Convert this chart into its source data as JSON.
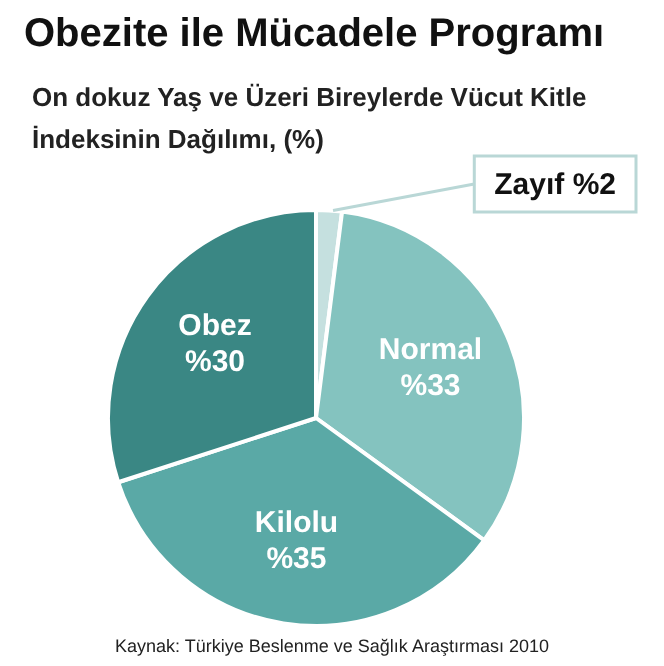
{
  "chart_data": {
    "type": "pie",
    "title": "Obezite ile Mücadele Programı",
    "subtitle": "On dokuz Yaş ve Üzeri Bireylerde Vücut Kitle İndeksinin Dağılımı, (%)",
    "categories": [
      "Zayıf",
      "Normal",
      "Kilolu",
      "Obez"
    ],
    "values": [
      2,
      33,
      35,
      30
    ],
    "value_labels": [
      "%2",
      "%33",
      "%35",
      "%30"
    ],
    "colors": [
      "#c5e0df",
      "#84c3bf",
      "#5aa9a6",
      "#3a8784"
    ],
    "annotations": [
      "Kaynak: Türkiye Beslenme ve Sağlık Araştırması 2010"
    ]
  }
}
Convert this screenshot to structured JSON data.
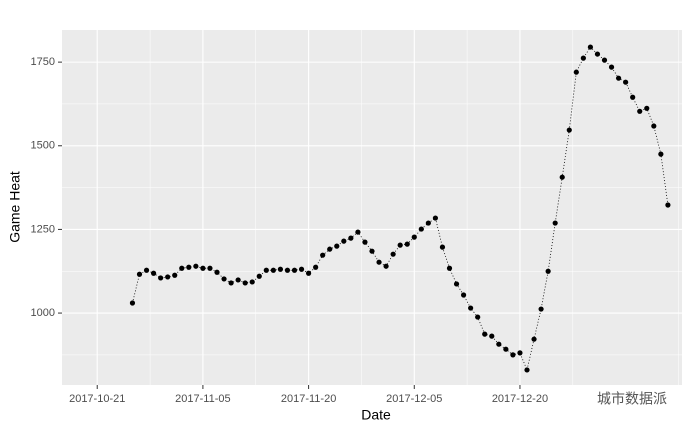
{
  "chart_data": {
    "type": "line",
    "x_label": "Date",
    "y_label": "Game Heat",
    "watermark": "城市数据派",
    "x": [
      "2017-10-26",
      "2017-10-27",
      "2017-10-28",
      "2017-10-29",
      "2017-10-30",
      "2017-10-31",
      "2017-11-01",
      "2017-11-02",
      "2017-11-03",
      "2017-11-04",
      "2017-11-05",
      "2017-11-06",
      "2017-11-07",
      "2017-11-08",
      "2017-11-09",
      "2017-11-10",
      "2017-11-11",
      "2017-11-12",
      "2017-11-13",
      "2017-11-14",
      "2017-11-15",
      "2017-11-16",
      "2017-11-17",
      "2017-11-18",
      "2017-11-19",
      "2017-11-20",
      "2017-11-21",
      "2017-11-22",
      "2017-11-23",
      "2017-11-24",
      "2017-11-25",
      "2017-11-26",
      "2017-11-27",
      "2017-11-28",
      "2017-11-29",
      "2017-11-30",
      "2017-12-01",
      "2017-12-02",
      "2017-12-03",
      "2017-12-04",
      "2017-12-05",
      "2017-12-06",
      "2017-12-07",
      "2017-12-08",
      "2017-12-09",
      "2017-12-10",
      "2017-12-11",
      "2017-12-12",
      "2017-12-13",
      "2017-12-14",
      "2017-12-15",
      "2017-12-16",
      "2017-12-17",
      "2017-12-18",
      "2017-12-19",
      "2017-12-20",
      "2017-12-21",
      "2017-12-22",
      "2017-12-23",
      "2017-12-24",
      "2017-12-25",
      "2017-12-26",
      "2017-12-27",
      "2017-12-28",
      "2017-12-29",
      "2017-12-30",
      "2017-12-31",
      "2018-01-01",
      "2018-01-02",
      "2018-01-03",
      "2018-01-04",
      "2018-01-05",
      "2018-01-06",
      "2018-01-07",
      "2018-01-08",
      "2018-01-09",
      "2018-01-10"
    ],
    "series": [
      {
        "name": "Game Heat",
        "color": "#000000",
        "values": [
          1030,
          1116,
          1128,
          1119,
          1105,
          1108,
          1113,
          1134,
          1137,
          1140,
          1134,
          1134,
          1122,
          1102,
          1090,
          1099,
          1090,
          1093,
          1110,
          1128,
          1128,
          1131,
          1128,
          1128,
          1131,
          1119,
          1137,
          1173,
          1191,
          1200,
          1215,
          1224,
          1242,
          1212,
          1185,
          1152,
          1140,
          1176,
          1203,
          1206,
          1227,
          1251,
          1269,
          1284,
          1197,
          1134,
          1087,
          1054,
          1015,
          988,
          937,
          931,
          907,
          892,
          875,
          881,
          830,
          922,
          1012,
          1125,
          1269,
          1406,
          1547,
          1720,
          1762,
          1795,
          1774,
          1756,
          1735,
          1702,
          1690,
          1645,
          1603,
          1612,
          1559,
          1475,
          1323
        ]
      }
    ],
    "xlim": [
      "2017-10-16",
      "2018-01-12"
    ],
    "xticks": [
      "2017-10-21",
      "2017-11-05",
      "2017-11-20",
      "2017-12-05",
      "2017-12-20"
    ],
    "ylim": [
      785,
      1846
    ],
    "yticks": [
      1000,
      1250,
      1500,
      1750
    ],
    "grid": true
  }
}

...

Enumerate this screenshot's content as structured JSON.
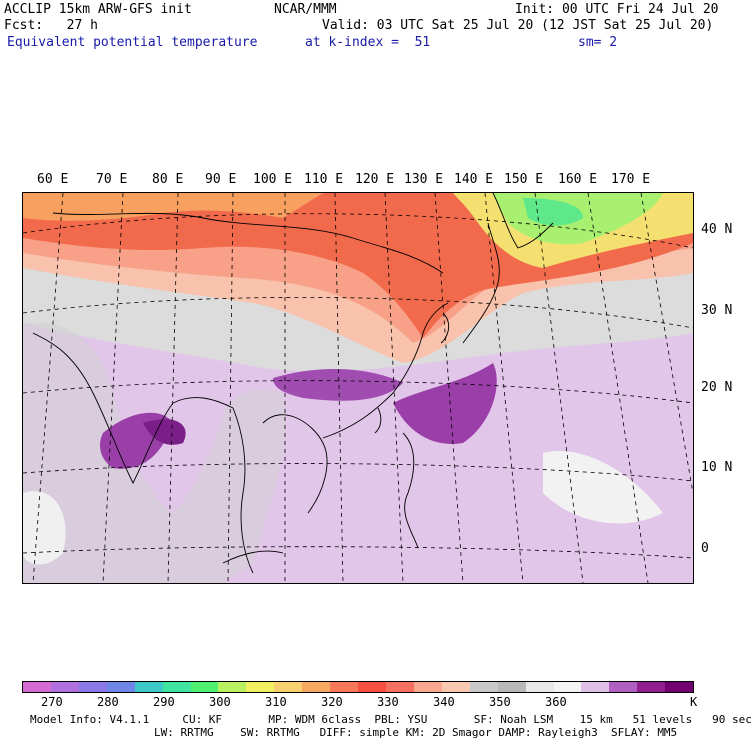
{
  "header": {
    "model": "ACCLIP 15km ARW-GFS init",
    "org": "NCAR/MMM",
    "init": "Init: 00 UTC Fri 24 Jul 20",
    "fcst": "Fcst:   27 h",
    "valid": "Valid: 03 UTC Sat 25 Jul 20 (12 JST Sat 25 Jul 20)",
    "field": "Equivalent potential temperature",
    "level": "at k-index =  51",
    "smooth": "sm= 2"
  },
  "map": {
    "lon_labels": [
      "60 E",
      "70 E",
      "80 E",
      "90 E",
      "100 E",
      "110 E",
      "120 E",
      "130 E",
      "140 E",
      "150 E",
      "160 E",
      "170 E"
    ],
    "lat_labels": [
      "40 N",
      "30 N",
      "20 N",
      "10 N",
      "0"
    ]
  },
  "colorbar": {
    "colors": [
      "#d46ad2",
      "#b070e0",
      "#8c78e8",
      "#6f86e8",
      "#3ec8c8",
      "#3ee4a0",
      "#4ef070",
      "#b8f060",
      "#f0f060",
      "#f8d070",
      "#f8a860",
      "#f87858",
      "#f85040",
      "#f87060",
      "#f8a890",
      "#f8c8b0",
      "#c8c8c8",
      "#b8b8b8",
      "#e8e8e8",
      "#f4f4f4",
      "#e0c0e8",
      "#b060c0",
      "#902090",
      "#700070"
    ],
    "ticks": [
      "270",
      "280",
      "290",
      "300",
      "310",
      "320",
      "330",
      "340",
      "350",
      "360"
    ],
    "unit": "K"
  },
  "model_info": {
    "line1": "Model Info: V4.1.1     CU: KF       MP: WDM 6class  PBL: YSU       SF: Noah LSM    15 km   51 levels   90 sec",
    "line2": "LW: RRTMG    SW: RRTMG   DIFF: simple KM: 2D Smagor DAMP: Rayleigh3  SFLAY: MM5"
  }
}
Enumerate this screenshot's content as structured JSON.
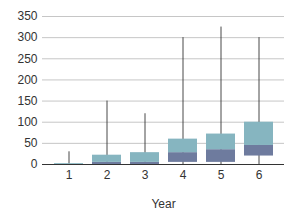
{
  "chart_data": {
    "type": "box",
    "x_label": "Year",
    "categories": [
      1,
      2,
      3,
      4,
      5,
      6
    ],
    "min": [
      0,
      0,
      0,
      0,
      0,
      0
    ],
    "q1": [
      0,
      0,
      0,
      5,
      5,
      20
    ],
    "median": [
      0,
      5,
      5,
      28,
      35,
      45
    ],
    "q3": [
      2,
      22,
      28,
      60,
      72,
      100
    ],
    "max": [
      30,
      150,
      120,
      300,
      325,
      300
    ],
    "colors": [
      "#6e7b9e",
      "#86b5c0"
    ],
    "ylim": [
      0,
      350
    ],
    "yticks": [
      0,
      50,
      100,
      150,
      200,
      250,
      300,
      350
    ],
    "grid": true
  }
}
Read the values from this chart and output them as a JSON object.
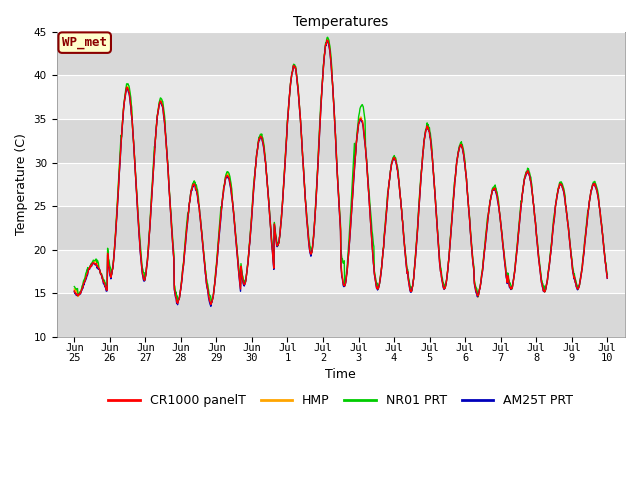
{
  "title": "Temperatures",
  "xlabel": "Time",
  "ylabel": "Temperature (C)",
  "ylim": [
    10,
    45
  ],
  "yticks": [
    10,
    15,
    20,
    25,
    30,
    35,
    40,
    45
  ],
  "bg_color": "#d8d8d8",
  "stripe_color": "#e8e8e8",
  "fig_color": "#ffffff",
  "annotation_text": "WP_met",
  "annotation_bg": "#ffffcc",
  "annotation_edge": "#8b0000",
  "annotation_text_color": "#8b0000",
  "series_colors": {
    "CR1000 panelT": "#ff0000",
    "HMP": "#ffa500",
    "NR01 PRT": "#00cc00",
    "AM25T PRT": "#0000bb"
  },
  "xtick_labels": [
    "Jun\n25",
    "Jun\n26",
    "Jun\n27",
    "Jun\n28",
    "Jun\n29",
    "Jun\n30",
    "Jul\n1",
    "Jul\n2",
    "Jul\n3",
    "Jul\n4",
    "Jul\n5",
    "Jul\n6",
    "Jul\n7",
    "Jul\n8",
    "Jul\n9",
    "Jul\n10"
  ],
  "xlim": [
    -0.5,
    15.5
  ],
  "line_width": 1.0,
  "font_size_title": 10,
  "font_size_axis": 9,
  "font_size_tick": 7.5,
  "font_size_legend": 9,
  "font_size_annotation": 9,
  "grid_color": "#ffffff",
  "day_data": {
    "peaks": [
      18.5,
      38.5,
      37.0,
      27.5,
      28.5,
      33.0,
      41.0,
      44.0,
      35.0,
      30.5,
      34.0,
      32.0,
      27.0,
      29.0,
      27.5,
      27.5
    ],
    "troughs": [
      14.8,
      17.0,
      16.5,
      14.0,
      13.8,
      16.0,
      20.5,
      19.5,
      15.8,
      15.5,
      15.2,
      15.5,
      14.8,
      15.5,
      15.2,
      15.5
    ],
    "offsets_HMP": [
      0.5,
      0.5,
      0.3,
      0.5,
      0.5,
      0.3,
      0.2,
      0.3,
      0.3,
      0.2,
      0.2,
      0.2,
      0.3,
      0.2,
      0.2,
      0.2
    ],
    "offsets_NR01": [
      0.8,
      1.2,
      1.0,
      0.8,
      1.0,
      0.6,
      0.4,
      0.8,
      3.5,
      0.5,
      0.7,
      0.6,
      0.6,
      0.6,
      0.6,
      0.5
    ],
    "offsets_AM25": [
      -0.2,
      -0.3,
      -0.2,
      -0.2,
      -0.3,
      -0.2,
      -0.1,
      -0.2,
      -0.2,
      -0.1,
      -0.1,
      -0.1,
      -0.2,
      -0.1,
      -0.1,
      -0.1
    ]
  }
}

§ **Requirements**: Find all the lines containing "init" in the material, then copy them.

§ **Task output**:
    "model": "ACCLIP 15km ARW-GFS init",
    "init": "Init: 00 UTC Fri 24 Jul 20",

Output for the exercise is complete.